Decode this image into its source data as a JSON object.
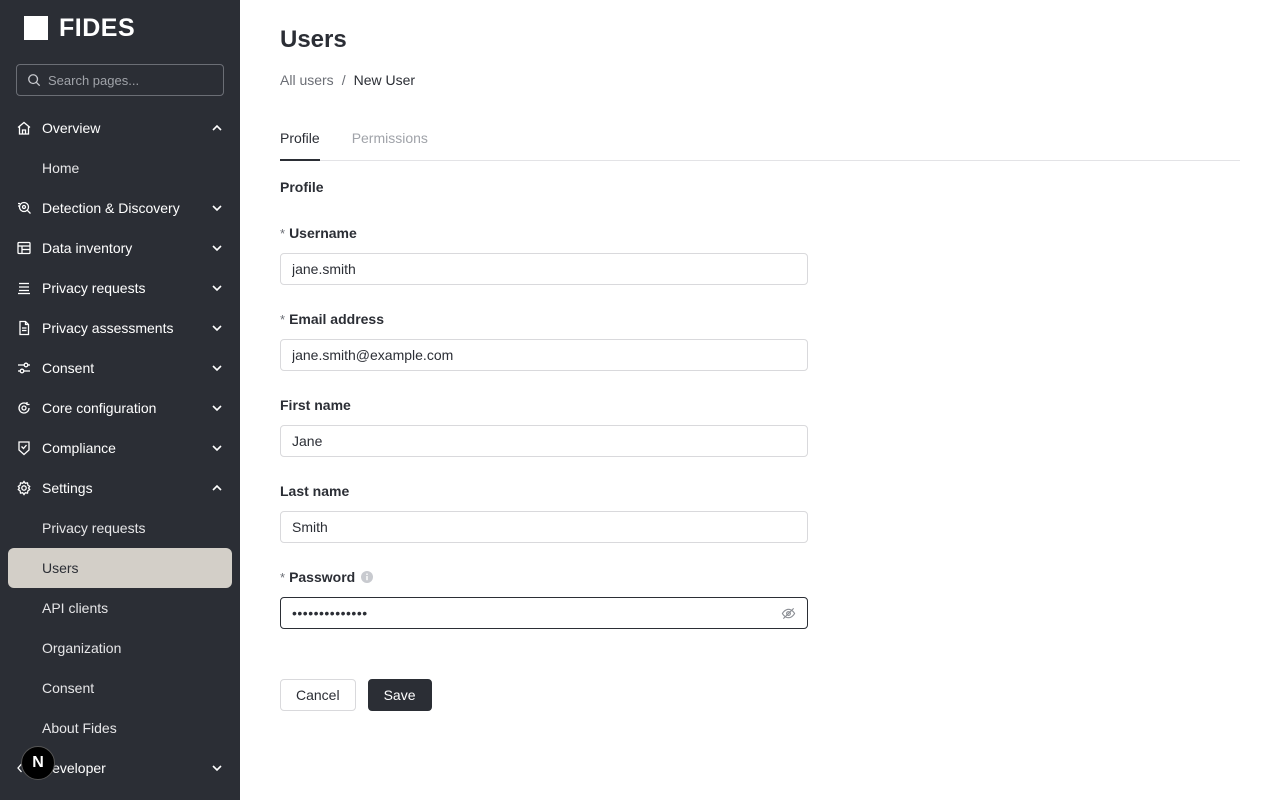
{
  "app": {
    "logo_text": "FIDES"
  },
  "search": {
    "placeholder": "Search pages..."
  },
  "nav": {
    "overview": "Overview",
    "home": "Home",
    "detection": "Detection & Discovery",
    "data_inventory": "Data inventory",
    "privacy_requests": "Privacy requests",
    "privacy_assessments": "Privacy assessments",
    "consent": "Consent",
    "core_configuration": "Core configuration",
    "compliance": "Compliance",
    "settings": "Settings",
    "settings_items": [
      "Privacy requests",
      "Users",
      "API clients",
      "Organization",
      "Consent",
      "About Fides"
    ],
    "developer": "Developer",
    "active_item": "Users"
  },
  "badge": {
    "letter": "N"
  },
  "page": {
    "title": "Users",
    "breadcrumb": {
      "parent": "All users",
      "separator": "/",
      "current": "New User"
    },
    "tabs": [
      "Profile",
      "Permissions"
    ],
    "active_tab": "Profile",
    "section_title": "Profile"
  },
  "form": {
    "required_mark": "*",
    "username": {
      "label": "Username",
      "value": "jane.smith"
    },
    "email": {
      "label": "Email address",
      "value": "jane.smith@example.com"
    },
    "first_name": {
      "label": "First name",
      "value": "Jane"
    },
    "last_name": {
      "label": "Last name",
      "value": "Smith"
    },
    "password": {
      "label": "Password",
      "value": "••••••••••••••"
    }
  },
  "actions": {
    "cancel": "Cancel",
    "save": "Save"
  },
  "colors": {
    "sidebar_bg": "#2b2e35",
    "active_item_bg": "#d3cfc8",
    "primary": "#2b2e35"
  }
}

### WORK TO BE COMPLETED
Please transcribe the material above exactly as written. Leave the pictures out.

### OUTPUT
Decode this image into its source data as a JSON object.
{
  "app": {
    "logo_text": "FIDES"
  },
  "search": {
    "placeholder": "Search pages..."
  },
  "nav": {
    "overview": "Overview",
    "home": "Home",
    "detection": "Detection & Discovery",
    "data_inventory": "Data inventory",
    "privacy_requests": "Privacy requests",
    "privacy_assessments": "Privacy assessments",
    "consent": "Consent",
    "core_configuration": "Core configuration",
    "compliance": "Compliance",
    "settings": "Settings",
    "settings_items": [
      "Privacy requests",
      "Users",
      "API clients",
      "Organization",
      "Consent",
      "About Fides"
    ],
    "developer": "Developer",
    "active_item": "Users"
  },
  "badge": {
    "letter": "N"
  },
  "page": {
    "title": "Users",
    "breadcrumb": {
      "parent": "All users",
      "separator": "/",
      "current": "New User"
    },
    "tabs": [
      "Profile",
      "Permissions"
    ],
    "active_tab": "Profile",
    "section_title": "Profile"
  },
  "form": {
    "required_mark": "*",
    "username": {
      "label": "Username",
      "value": "jane.smith"
    },
    "email": {
      "label": "Email address",
      "value": "jane.smith@example.com"
    },
    "first_name": {
      "label": "First name",
      "value": "Jane"
    },
    "last_name": {
      "label": "Last name",
      "value": "Smith"
    },
    "password": {
      "label": "Password",
      "value": "••••••••••••••"
    }
  },
  "actions": {
    "cancel": "Cancel",
    "save": "Save"
  },
  "colors": {
    "sidebar_bg": "#2b2e35",
    "active_item_bg": "#d3cfc8",
    "primary": "#2b2e35"
  }
}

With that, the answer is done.